[Stored dataset items]
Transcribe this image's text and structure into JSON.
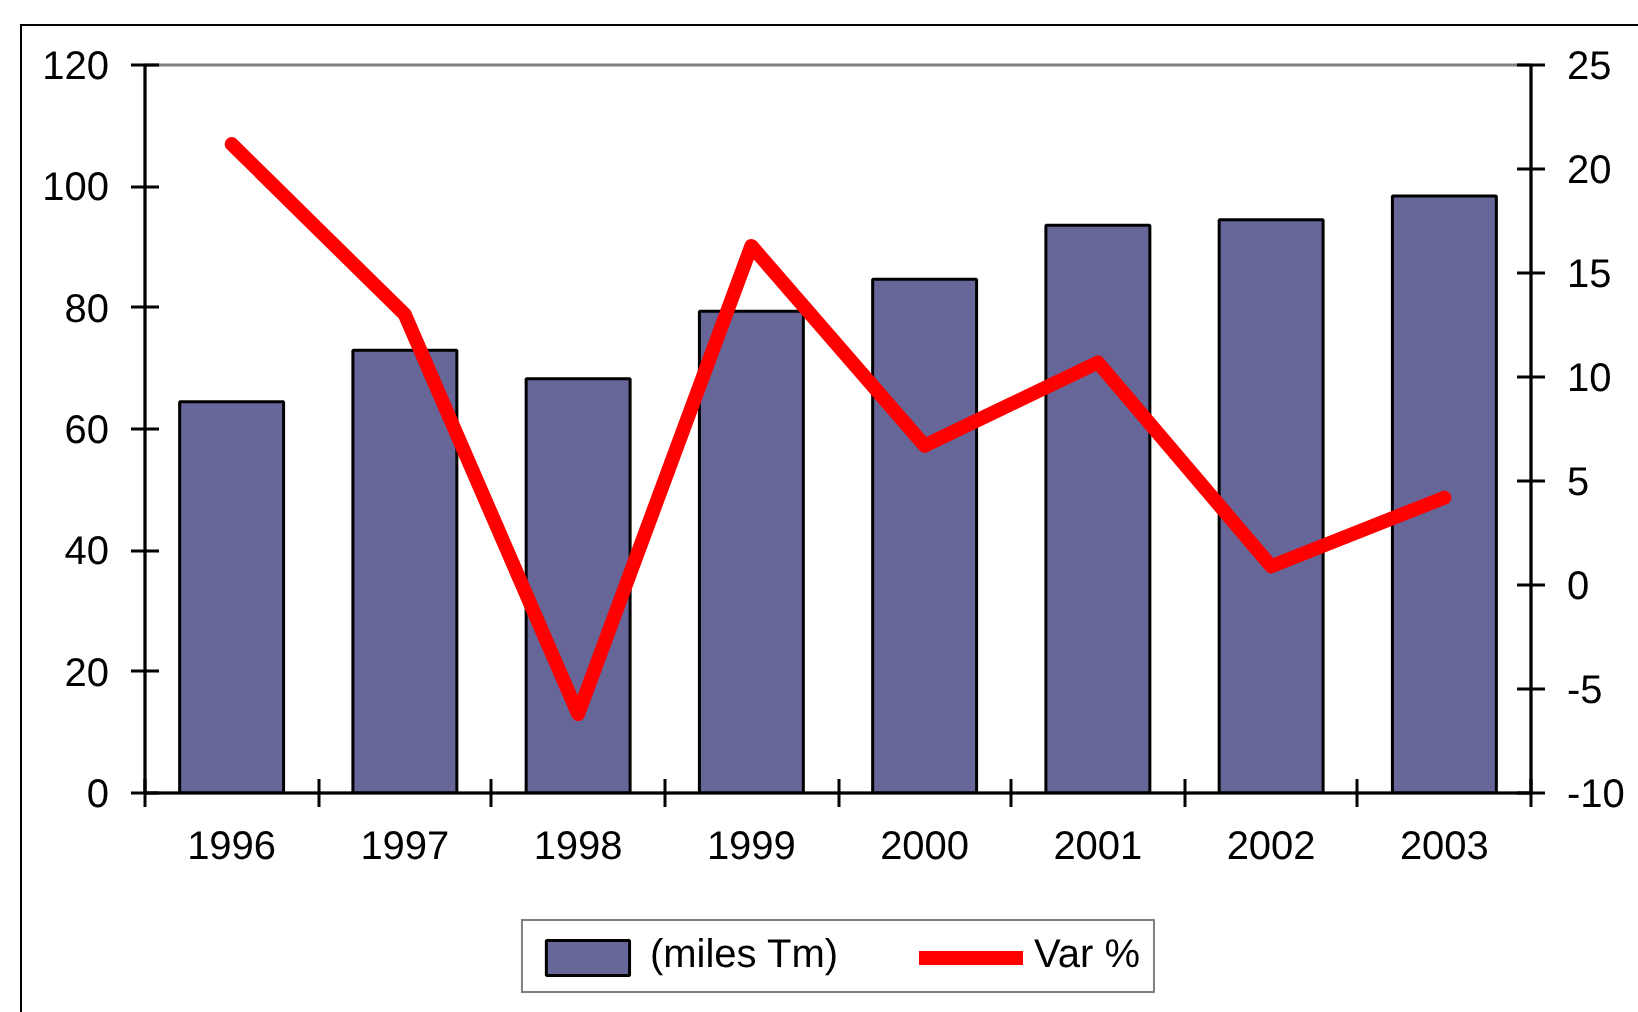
{
  "chart_data": {
    "type": "bar",
    "categories": [
      "1996",
      "1997",
      "1998",
      "1999",
      "2000",
      "2001",
      "2002",
      "2003"
    ],
    "series": [
      {
        "name": "(miles Tm)",
        "color": "#666699",
        "values": [
          64.5,
          73.0,
          68.3,
          79.4,
          84.7,
          93.6,
          94.5,
          98.4
        ]
      },
      {
        "name": "Var %",
        "type": "line",
        "axis": "y2",
        "color": "#ff0000",
        "values": [
          21.2,
          13.0,
          -6.2,
          16.3,
          6.7,
          10.7,
          0.9,
          4.2
        ]
      }
    ],
    "ylim": [
      0,
      120
    ],
    "yticks": [
      0,
      20,
      40,
      60,
      80,
      100,
      120
    ],
    "y2lim": [
      -10,
      25
    ],
    "y2ticks": [
      -10,
      -5,
      0,
      5,
      10,
      15,
      20,
      25
    ],
    "grid": false,
    "legend": "bottom"
  }
}
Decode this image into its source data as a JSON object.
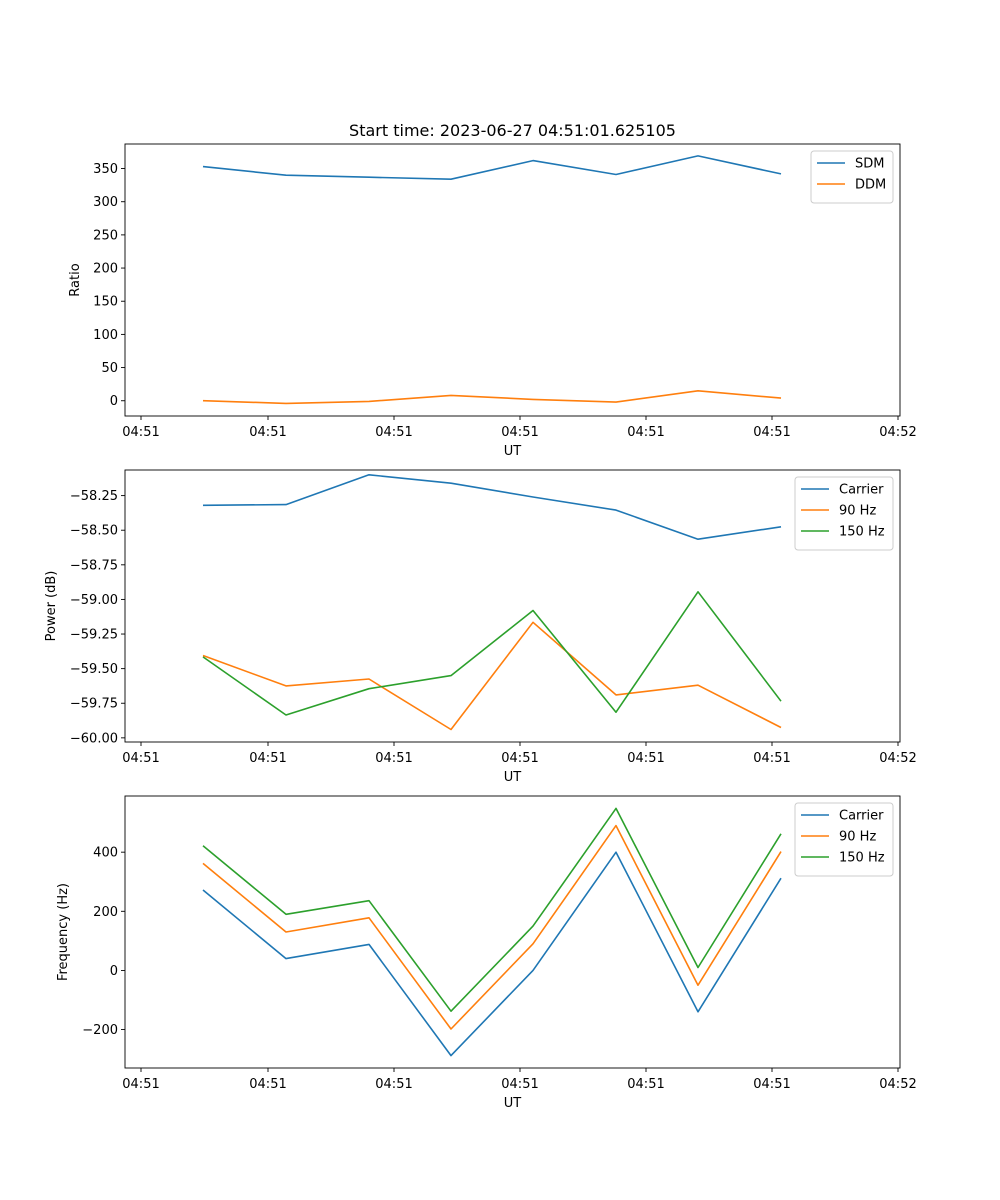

• WHAT THE TASK ASKS: Select every line above that contains the word "into", and copy it.

• SOLUTION TO THIS PROBLEM:
Transcribe this image's text and structure into JSON.
Decode this image into its source data as a JSON object.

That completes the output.